__Task details__. Show every line containing "Организация" by copying it.

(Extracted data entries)
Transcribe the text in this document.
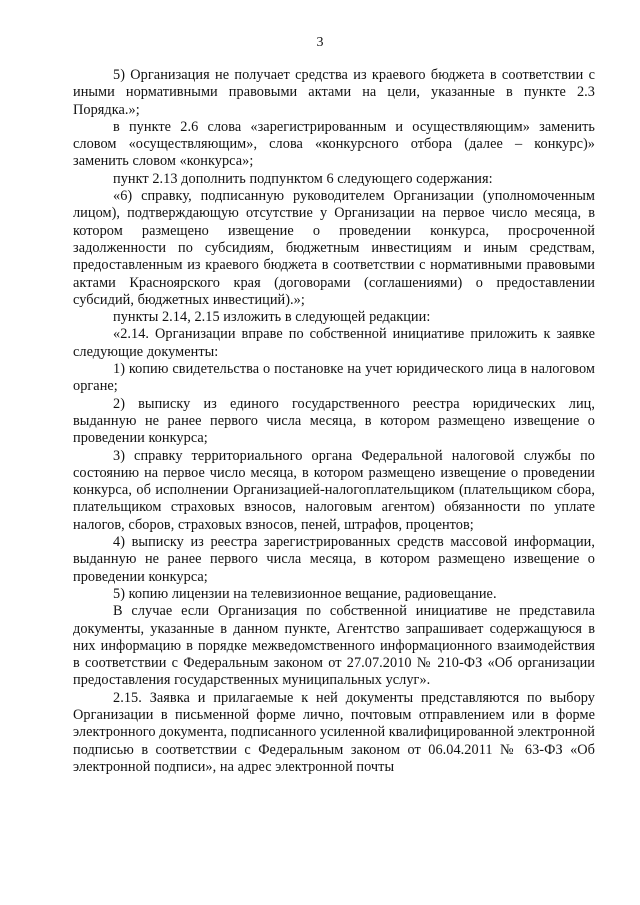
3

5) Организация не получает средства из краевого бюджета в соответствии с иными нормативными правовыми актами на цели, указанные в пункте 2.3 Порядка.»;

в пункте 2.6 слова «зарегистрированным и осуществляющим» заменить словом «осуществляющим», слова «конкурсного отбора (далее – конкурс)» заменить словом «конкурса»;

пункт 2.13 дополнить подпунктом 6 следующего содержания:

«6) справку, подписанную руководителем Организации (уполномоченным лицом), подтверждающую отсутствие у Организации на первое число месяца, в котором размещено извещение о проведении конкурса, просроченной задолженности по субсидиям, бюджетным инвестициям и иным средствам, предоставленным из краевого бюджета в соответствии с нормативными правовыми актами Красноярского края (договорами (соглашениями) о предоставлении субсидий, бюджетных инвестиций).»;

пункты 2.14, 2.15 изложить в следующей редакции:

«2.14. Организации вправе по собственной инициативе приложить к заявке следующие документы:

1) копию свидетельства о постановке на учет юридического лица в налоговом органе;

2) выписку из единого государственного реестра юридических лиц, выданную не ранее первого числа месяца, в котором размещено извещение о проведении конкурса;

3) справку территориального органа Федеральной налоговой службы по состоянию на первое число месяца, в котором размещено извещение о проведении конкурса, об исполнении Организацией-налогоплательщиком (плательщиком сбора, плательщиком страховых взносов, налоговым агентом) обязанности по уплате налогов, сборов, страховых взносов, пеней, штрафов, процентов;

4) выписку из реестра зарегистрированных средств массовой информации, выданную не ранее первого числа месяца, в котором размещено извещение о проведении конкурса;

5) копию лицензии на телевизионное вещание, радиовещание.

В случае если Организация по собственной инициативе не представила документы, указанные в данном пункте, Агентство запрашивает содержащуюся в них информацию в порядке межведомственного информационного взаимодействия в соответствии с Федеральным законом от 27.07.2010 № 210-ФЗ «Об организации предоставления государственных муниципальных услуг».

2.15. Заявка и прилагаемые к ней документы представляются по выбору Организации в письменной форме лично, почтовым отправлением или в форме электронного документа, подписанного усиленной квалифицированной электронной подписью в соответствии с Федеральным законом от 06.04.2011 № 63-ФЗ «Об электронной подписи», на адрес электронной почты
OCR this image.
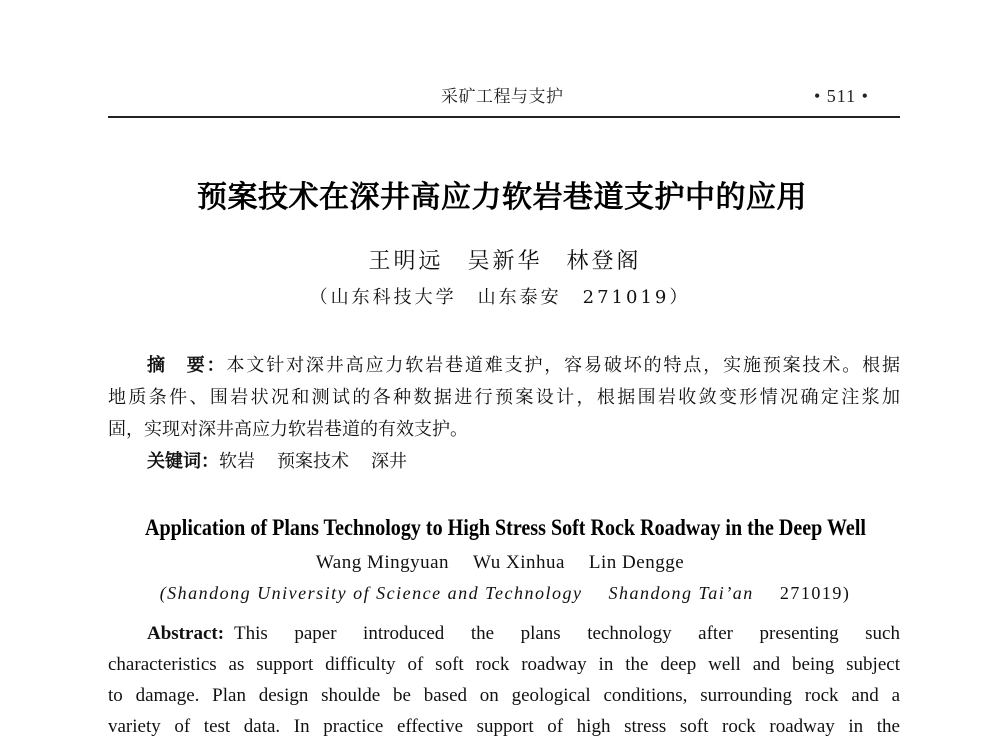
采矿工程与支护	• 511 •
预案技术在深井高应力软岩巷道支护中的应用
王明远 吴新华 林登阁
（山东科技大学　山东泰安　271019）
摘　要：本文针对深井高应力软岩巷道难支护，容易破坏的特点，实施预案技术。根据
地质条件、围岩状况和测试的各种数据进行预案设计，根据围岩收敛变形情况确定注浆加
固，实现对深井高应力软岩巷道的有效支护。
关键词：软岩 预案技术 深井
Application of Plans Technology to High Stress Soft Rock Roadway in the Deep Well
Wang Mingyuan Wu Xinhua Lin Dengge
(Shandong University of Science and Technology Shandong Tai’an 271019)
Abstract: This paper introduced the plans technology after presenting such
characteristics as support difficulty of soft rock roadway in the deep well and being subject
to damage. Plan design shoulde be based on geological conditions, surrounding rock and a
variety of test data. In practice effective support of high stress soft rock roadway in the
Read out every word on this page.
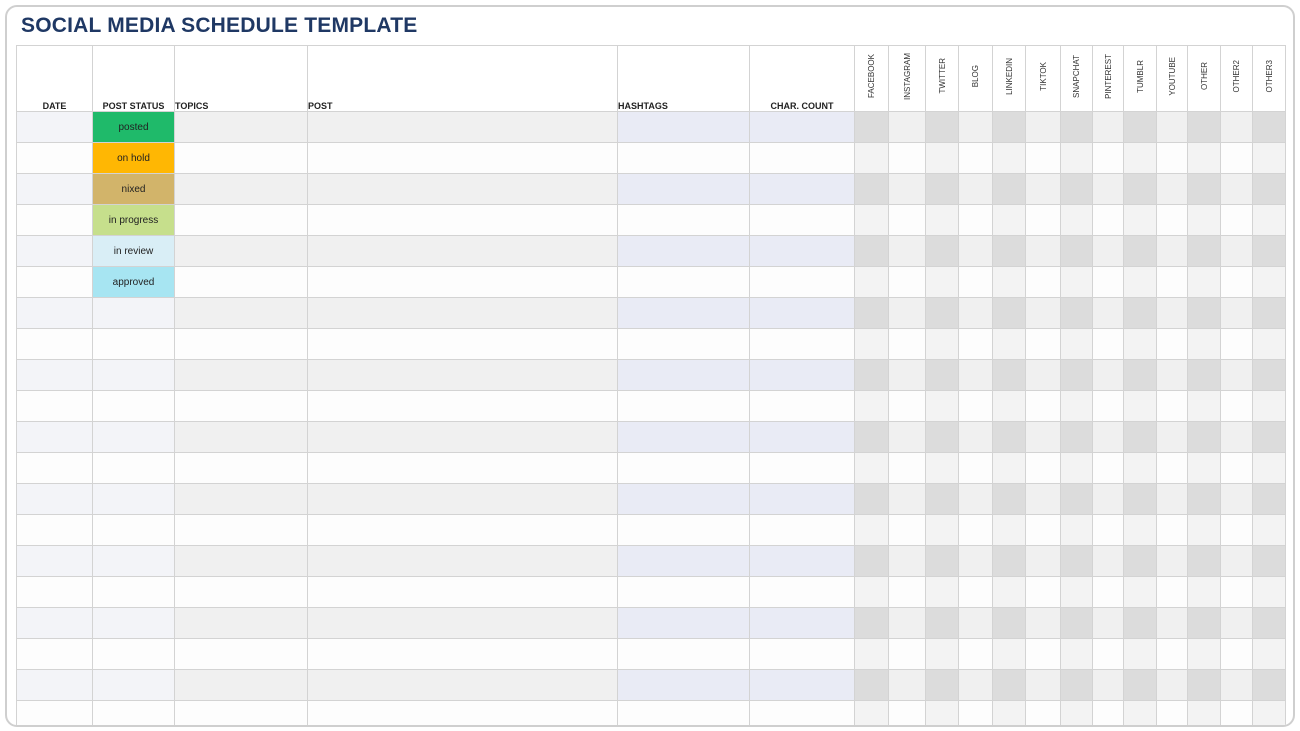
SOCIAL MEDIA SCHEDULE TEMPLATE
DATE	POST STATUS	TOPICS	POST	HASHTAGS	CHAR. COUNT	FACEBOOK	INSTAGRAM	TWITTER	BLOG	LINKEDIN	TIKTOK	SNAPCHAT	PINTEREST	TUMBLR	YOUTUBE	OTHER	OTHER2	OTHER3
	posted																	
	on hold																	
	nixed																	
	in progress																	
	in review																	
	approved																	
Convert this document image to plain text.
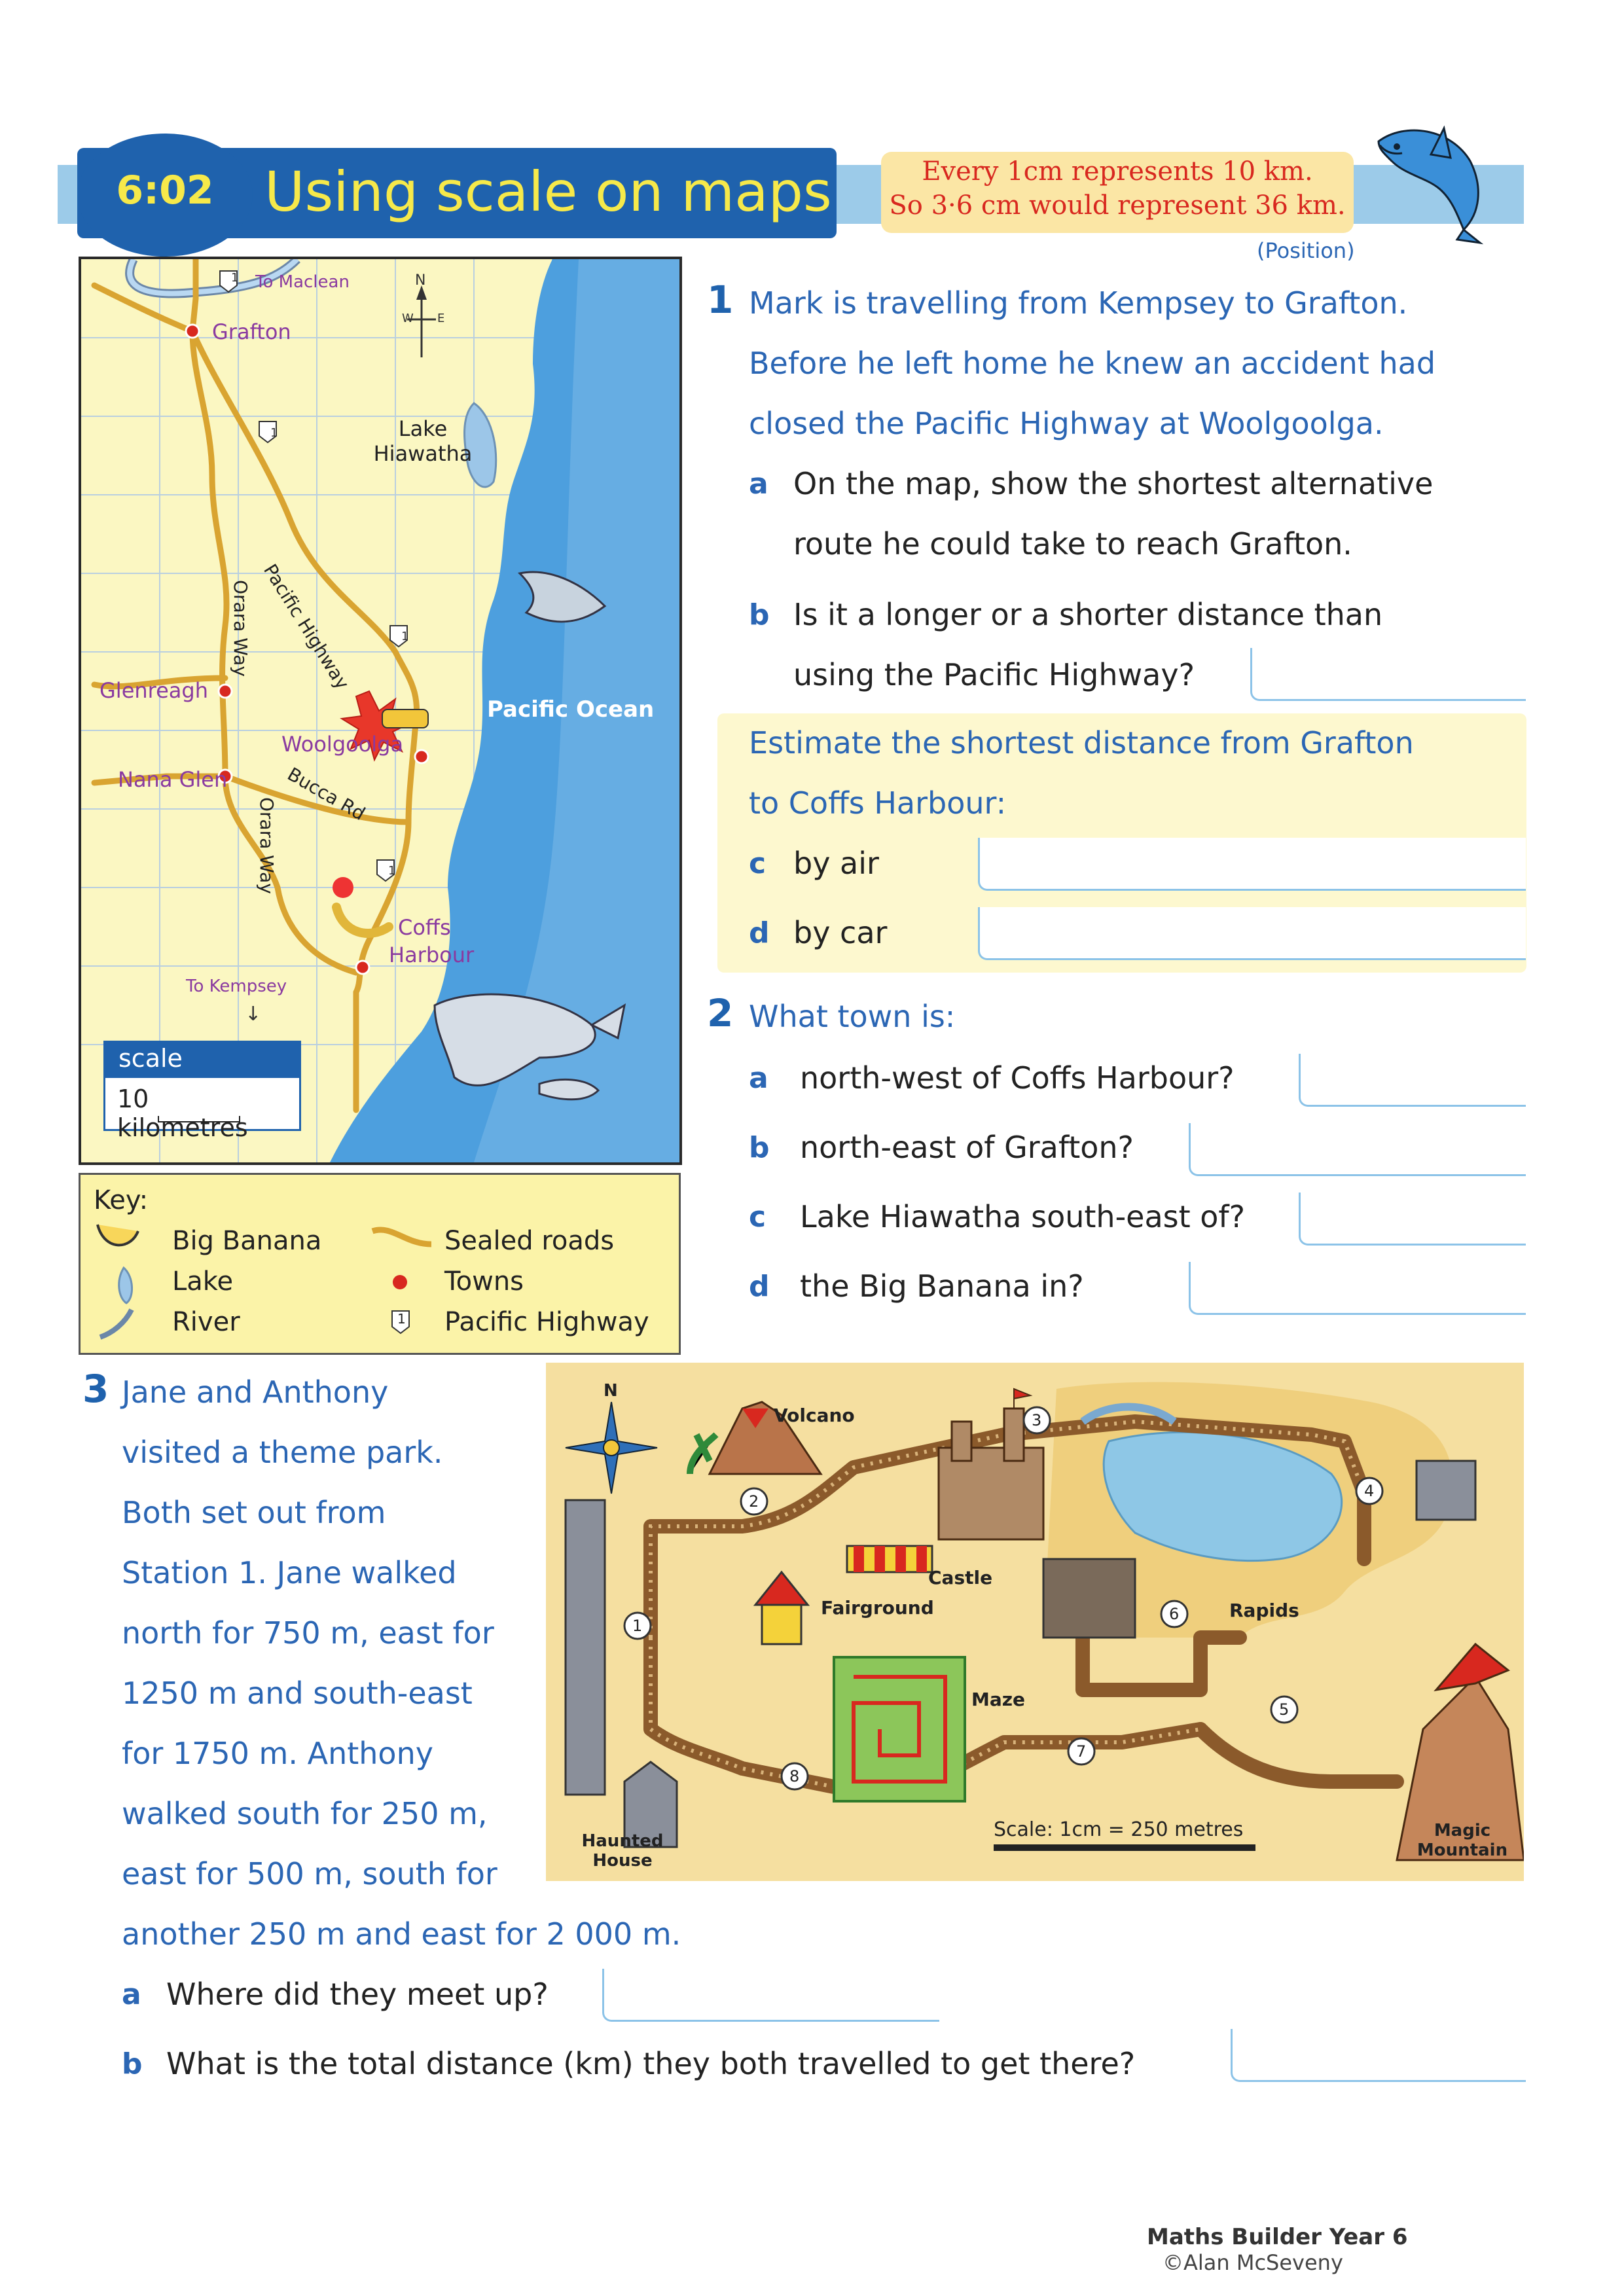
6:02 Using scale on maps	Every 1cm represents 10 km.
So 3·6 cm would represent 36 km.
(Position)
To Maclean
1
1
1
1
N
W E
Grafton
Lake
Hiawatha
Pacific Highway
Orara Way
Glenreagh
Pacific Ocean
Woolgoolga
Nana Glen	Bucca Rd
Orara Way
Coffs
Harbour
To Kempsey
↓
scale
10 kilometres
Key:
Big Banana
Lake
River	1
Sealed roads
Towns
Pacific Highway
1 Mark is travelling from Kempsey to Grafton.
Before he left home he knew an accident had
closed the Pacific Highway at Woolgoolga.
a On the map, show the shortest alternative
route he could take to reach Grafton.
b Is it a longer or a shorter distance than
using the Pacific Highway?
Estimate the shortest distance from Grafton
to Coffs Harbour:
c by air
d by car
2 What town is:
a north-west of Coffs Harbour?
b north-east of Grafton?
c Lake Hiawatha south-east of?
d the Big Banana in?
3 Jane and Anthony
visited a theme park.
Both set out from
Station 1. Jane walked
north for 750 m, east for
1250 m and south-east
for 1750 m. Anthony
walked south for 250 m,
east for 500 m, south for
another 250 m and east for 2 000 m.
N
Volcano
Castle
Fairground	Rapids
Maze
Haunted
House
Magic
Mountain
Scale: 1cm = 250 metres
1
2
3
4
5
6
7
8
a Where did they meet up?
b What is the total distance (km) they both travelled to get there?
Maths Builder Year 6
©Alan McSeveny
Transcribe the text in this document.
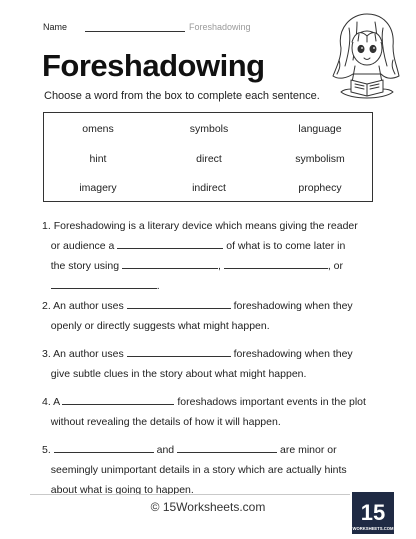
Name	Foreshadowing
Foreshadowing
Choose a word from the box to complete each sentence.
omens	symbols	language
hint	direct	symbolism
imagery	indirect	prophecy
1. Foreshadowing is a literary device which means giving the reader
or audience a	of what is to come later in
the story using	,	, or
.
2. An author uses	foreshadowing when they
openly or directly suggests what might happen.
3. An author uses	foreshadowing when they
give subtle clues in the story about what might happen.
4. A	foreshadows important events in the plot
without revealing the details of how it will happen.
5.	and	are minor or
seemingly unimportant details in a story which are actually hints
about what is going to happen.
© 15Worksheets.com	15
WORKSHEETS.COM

__The reply__.
5) Организация не получает средства из краевого бюджета в соответствии с иными нормативными правовыми актами на цели, указанные в пункте 2.3 Порядка.»;
В случае если Организация по собственной инициативе не представила документы, указанные в данном пункте, Агентство запрашивает содержащуюся в них информацию в порядке межведомственного информационного взаимодействия в соответствии с Федеральным законом от 27.07.2010 № 210-ФЗ «Об организации предоставления государственных муниципальных услуг».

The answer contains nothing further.